*Task details*. What follows is a set of entries. Give them again exactly, without the pictures.

*Records supplied*.
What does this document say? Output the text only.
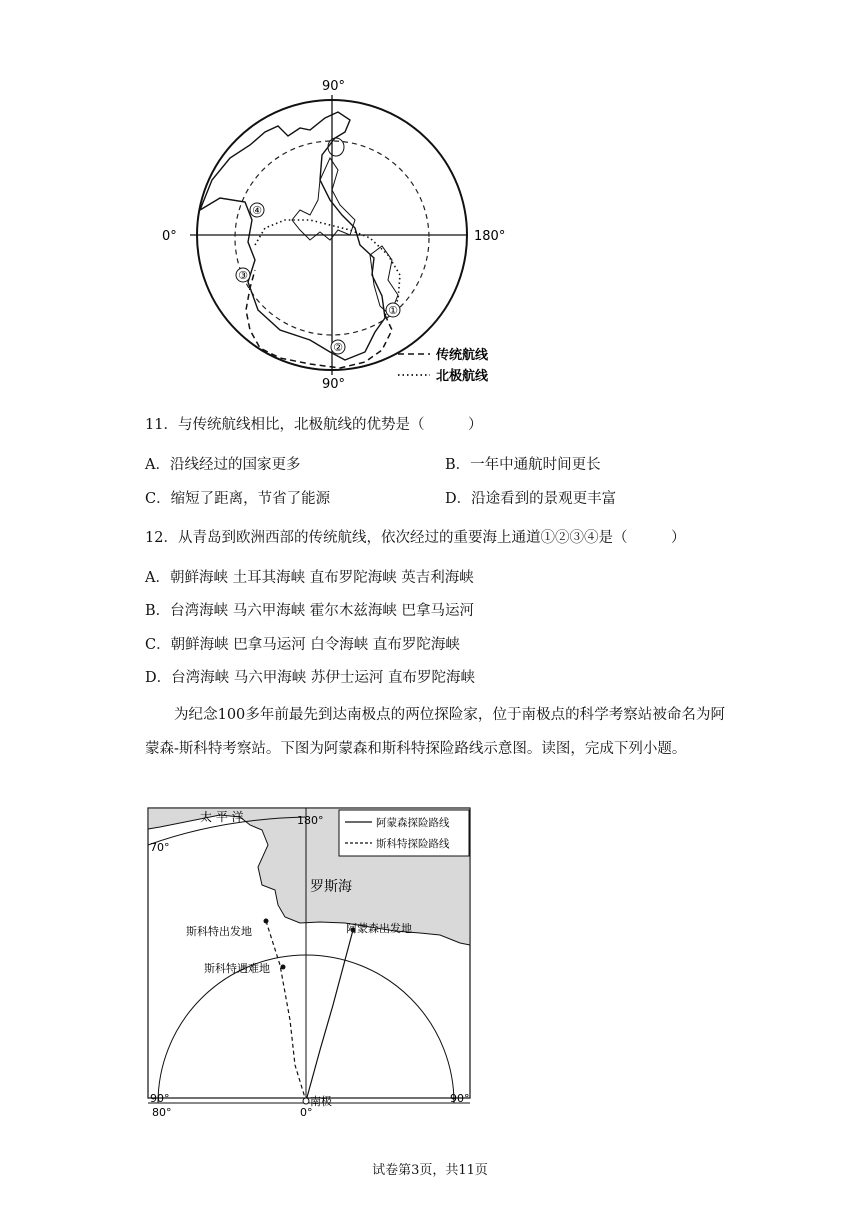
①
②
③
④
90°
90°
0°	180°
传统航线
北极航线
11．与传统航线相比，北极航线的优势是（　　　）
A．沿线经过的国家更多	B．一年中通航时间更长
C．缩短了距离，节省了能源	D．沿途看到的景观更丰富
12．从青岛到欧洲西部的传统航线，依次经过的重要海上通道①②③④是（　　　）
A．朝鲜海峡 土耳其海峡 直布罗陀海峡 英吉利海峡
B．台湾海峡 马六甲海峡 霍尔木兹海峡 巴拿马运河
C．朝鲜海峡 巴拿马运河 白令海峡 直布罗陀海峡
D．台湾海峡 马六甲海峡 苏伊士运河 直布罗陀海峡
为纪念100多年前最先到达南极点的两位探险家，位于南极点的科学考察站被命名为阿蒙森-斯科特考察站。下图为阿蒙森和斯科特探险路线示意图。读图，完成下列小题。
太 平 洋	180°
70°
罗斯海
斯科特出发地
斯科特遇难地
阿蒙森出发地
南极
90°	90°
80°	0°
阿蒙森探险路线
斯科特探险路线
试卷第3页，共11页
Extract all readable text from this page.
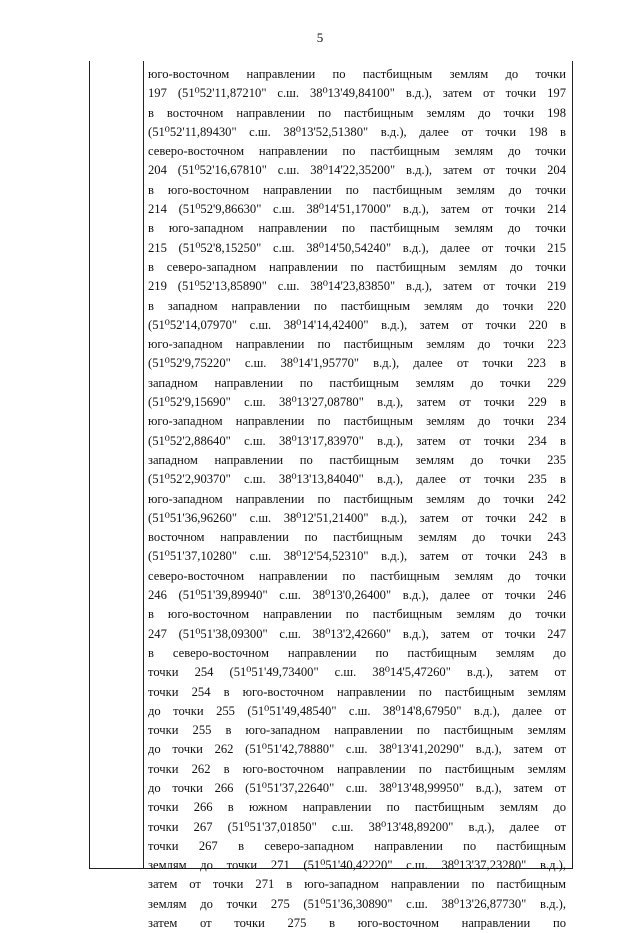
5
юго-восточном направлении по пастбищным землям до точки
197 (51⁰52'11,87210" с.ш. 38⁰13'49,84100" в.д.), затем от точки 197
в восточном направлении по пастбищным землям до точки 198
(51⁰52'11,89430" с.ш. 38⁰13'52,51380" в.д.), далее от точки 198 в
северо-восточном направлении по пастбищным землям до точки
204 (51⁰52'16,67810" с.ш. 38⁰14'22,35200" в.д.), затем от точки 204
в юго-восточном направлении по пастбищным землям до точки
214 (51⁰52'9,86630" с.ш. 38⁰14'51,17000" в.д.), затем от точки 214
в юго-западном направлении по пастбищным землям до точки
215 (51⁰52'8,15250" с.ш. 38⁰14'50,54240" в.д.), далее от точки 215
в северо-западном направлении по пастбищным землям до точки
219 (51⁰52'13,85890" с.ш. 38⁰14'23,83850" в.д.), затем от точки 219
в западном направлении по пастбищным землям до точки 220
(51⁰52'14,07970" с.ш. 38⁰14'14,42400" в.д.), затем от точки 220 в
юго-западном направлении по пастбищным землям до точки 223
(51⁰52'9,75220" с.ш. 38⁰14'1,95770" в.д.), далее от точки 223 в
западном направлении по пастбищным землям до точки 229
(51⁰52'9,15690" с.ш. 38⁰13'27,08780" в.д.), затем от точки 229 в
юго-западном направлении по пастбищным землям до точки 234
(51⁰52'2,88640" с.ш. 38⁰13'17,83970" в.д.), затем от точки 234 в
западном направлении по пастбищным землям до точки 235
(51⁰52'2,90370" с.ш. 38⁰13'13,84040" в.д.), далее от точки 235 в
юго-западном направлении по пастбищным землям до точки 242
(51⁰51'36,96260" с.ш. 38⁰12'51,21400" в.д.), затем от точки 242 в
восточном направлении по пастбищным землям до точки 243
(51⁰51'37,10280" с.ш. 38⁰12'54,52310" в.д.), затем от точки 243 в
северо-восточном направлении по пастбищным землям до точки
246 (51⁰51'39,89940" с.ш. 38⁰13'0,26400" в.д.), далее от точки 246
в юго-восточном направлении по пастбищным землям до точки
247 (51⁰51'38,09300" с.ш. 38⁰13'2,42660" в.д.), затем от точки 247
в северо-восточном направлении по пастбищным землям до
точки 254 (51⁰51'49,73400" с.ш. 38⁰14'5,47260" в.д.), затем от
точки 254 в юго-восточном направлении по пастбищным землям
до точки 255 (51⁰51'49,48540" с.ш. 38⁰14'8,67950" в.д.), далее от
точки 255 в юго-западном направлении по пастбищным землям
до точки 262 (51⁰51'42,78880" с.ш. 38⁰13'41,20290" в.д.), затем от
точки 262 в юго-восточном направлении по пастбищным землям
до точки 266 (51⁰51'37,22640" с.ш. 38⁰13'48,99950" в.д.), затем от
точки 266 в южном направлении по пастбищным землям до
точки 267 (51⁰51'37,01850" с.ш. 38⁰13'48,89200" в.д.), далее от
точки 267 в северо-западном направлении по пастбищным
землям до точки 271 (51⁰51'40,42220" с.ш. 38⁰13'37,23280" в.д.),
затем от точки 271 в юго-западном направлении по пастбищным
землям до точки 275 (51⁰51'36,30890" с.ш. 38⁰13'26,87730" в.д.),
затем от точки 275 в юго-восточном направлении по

*Exercise output*.
What does this document say? Output the text only.
①
②
③
④
90°
90°
0°	180°
传统航线
北极航线
11．与传统航线相比，北极航线的优势是（　　　）
A．沿线经过的国家更多	B．一年中通航时间更长
C．缩短了距离，节省了能源	D．沿途看到的景观更丰富
12．从青岛到欧洲西部的传统航线，依次经过的重要海上通道①②③④是（　　　）
A．朝鲜海峡 土耳其海峡 直布罗陀海峡 英吉利海峡
B．台湾海峡 马六甲海峡 霍尔木兹海峡 巴拿马运河
C．朝鲜海峡 巴拿马运河 白令海峡 直布罗陀海峡
D．台湾海峡 马六甲海峡 苏伊士运河 直布罗陀海峡
为纪念100多年前最先到达南极点的两位探险家，位于南极点的科学考察站被命名为阿蒙森-斯科特考察站。下图为阿蒙森和斯科特探险路线示意图。读图，完成下列小题。
太 平 洋	180°
70°
罗斯海
斯科特出发地
斯科特遇难地
阿蒙森出发地
南极
90°	90°
80°	0°
阿蒙森探险路线
斯科特探险路线
试卷第3页，共11页
Extract all readable text from this page.
5
юго-восточном направлении по пастбищным землям до точки
197 (51⁰52'11,87210" с.ш. 38⁰13'49,84100" в.д.), затем от точки 197
в восточном направлении по пастбищным землям до точки 198
(51⁰52'11,89430" с.ш. 38⁰13'52,51380" в.д.), далее от точки 198 в
северо-восточном направлении по пастбищным землям до точки
204 (51⁰52'16,67810" с.ш. 38⁰14'22,35200" в.д.), затем от точки 204
в юго-восточном направлении по пастбищным землям до точки
214 (51⁰52'9,86630" с.ш. 38⁰14'51,17000" в.д.), затем от точки 214
в юго-западном направлении по пастбищным землям до точки
215 (51⁰52'8,15250" с.ш. 38⁰14'50,54240" в.д.), далее от точки 215
в северо-западном направлении по пастбищным землям до точки
219 (51⁰52'13,85890" с.ш. 38⁰14'23,83850" в.д.), затем от точки 219
в западном направлении по пастбищным землям до точки 220
(51⁰52'14,07970" с.ш. 38⁰14'14,42400" в.д.), затем от точки 220 в
юго-западном направлении по пастбищным землям до точки 223
(51⁰52'9,75220" с.ш. 38⁰14'1,95770" в.д.), далее от точки 223 в
западном направлении по пастбищным землям до точки 229
(51⁰52'9,15690" с.ш. 38⁰13'27,08780" в.д.), затем от точки 229 в
юго-западном направлении по пастбищным землям до точки 234
(51⁰52'2,88640" с.ш. 38⁰13'17,83970" в.д.), затем от точки 234 в
западном направлении по пастбищным землям до точки 235
(51⁰52'2,90370" с.ш. 38⁰13'13,84040" в.д.), далее от точки 235 в
юго-западном направлении по пастбищным землям до точки 242
(51⁰51'36,96260" с.ш. 38⁰12'51,21400" в.д.), затем от точки 242 в
восточном направлении по пастбищным землям до точки 243
(51⁰51'37,10280" с.ш. 38⁰12'54,52310" в.д.), затем от точки 243 в
северо-восточном направлении по пастбищным землям до точки
246 (51⁰51'39,89940" с.ш. 38⁰13'0,26400" в.д.), далее от точки 246
в юго-восточном направлении по пастбищным землям до точки
247 (51⁰51'38,09300" с.ш. 38⁰13'2,42660" в.д.), затем от точки 247
в северо-восточном направлении по пастбищным землям до
точки 254 (51⁰51'49,73400" с.ш. 38⁰14'5,47260" в.д.), затем от
точки 254 в юго-восточном направлении по пастбищным землям
до точки 255 (51⁰51'49,48540" с.ш. 38⁰14'8,67950" в.д.), далее от
точки 255 в юго-западном направлении по пастбищным землям
до точки 262 (51⁰51'42,78880" с.ш. 38⁰13'41,20290" в.д.), затем от
точки 262 в юго-восточном направлении по пастбищным землям
до точки 266 (51⁰51'37,22640" с.ш. 38⁰13'48,99950" в.д.), затем от
точки 266 в южном направлении по пастбищным землям до
точки 267 (51⁰51'37,01850" с.ш. 38⁰13'48,89200" в.д.), далее от
точки 267 в северо-западном направлении по пастбищным
землям до точки 271 (51⁰51'40,42220" с.ш. 38⁰13'37,23280" в.д.),
затем от точки 271 в юго-западном направлении по пастбищным
землям до точки 275 (51⁰51'36,30890" с.ш. 38⁰13'26,87730" в.д.),
затем от точки 275 в юго-восточном направлении по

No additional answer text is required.